● Task statement:
Below is the data. Give it again, complete and exact.

● Listed records:
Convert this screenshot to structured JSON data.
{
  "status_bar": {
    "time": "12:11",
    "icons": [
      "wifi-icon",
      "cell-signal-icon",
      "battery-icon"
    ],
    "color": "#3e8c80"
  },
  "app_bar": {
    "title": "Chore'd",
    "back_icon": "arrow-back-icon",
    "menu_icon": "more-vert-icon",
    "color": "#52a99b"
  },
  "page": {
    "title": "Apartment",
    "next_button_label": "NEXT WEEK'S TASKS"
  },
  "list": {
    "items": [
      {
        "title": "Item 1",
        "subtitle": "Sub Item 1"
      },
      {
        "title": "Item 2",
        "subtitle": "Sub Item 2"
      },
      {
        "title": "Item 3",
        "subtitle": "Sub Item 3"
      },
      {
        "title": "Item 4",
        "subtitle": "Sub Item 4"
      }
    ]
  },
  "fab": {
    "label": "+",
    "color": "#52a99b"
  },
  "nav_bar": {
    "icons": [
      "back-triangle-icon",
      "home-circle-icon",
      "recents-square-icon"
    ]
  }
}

● Task solution:
Convert this screenshot to structured JSON data.
{
  "status_bar": {
    "time": "12:11",
    "icons": [
      "wifi-icon",
      "cell-signal-icon",
      "battery-icon"
    ],
    "color": "#3e8c80"
  },
  "app_bar": {
    "title": "Chore'd",
    "back_icon": "arrow-back-icon",
    "menu_icon": "more-vert-icon",
    "color": "#52a99b"
  },
  "page": {
    "title": "Apartment",
    "next_button_label": "NEXT WEEK'S TASKS"
  },
  "list": {
    "items": [
      {
        "title": "Item 1",
        "subtitle": "Sub Item 1"
      },
      {
        "title": "Item 2",
        "subtitle": "Sub Item 2"
      },
      {
        "title": "Item 3",
        "subtitle": "Sub Item 3"
      },
      {
        "title": "Item 4",
        "subtitle": "Sub Item 4"
      }
    ]
  },
  "fab": {
    "label": "+",
    "color": "#52a99b"
  },
  "nav_bar": {
    "icons": [
      "back-triangle-icon",
      "home-circle-icon",
      "recents-square-icon"
    ]
  }
}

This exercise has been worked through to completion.